Exercise materials:

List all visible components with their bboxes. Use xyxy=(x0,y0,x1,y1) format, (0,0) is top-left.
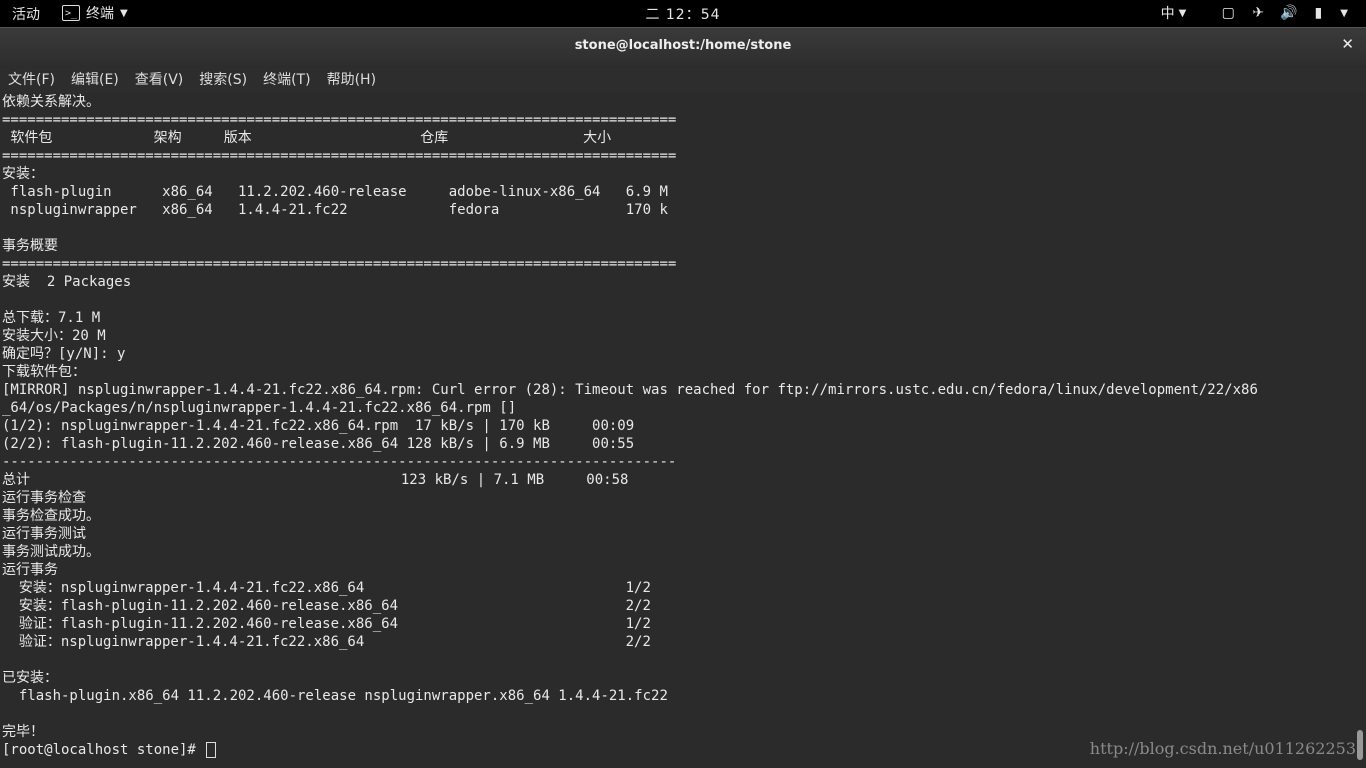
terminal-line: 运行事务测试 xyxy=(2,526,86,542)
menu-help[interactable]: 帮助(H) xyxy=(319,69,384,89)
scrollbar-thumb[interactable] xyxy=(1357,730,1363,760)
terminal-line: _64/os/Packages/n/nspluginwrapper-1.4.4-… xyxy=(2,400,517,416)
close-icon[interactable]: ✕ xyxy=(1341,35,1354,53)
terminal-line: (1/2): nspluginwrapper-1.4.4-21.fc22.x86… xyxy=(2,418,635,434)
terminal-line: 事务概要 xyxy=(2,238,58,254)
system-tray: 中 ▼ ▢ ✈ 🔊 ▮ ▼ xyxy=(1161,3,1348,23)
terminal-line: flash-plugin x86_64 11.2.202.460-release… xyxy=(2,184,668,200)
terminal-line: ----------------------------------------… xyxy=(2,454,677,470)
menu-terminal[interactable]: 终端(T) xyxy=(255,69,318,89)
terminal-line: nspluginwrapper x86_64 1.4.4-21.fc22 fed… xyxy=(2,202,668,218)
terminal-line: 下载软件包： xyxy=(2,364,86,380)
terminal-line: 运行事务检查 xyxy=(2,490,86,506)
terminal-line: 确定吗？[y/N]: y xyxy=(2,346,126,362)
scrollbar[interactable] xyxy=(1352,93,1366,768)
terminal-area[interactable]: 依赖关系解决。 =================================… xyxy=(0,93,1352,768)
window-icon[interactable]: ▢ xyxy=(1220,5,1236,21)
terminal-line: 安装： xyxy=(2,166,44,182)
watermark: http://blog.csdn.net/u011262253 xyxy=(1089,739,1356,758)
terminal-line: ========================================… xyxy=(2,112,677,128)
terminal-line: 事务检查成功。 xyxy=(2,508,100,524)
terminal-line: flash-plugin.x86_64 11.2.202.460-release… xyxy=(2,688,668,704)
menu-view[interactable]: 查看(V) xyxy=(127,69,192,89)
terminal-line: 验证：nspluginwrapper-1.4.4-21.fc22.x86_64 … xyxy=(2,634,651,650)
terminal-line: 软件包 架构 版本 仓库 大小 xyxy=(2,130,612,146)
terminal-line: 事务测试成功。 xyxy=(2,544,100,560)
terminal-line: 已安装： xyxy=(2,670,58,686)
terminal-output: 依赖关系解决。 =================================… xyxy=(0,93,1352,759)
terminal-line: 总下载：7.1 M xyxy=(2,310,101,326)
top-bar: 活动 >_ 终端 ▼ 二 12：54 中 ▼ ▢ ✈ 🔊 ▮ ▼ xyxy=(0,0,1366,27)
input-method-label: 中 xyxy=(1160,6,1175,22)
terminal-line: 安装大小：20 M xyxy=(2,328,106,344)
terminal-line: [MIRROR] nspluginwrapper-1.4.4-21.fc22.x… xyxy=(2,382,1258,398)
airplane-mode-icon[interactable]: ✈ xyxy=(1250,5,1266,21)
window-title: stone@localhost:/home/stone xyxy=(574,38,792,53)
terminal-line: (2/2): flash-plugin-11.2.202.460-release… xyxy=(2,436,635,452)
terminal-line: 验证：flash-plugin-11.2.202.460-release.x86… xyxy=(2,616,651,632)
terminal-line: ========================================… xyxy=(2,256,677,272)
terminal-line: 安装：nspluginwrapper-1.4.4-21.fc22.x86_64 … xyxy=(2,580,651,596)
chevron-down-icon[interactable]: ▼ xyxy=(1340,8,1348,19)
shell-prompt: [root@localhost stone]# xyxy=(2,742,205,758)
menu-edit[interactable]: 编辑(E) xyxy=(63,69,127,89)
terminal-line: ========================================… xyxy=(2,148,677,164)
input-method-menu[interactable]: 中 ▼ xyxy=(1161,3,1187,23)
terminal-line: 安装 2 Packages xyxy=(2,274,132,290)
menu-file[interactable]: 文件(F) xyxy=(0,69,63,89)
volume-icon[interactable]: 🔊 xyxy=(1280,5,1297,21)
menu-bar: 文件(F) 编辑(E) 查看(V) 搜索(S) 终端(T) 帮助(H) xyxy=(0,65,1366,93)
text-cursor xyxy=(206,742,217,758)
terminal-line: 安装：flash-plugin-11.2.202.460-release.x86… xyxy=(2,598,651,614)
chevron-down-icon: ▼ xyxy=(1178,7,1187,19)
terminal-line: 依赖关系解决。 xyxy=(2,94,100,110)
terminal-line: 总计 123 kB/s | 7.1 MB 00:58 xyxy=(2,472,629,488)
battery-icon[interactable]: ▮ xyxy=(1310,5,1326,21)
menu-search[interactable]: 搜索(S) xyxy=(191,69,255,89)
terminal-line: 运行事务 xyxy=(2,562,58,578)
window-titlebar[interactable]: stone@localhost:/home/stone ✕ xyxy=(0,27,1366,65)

Task goal: Collect every line of the listing above that contains the string "scrollbar". Case counts.

Output below:
scrollbar-thumb[interactable] xyxy=(1357,730,1363,760)
scrollbar[interactable] xyxy=(1352,93,1366,768)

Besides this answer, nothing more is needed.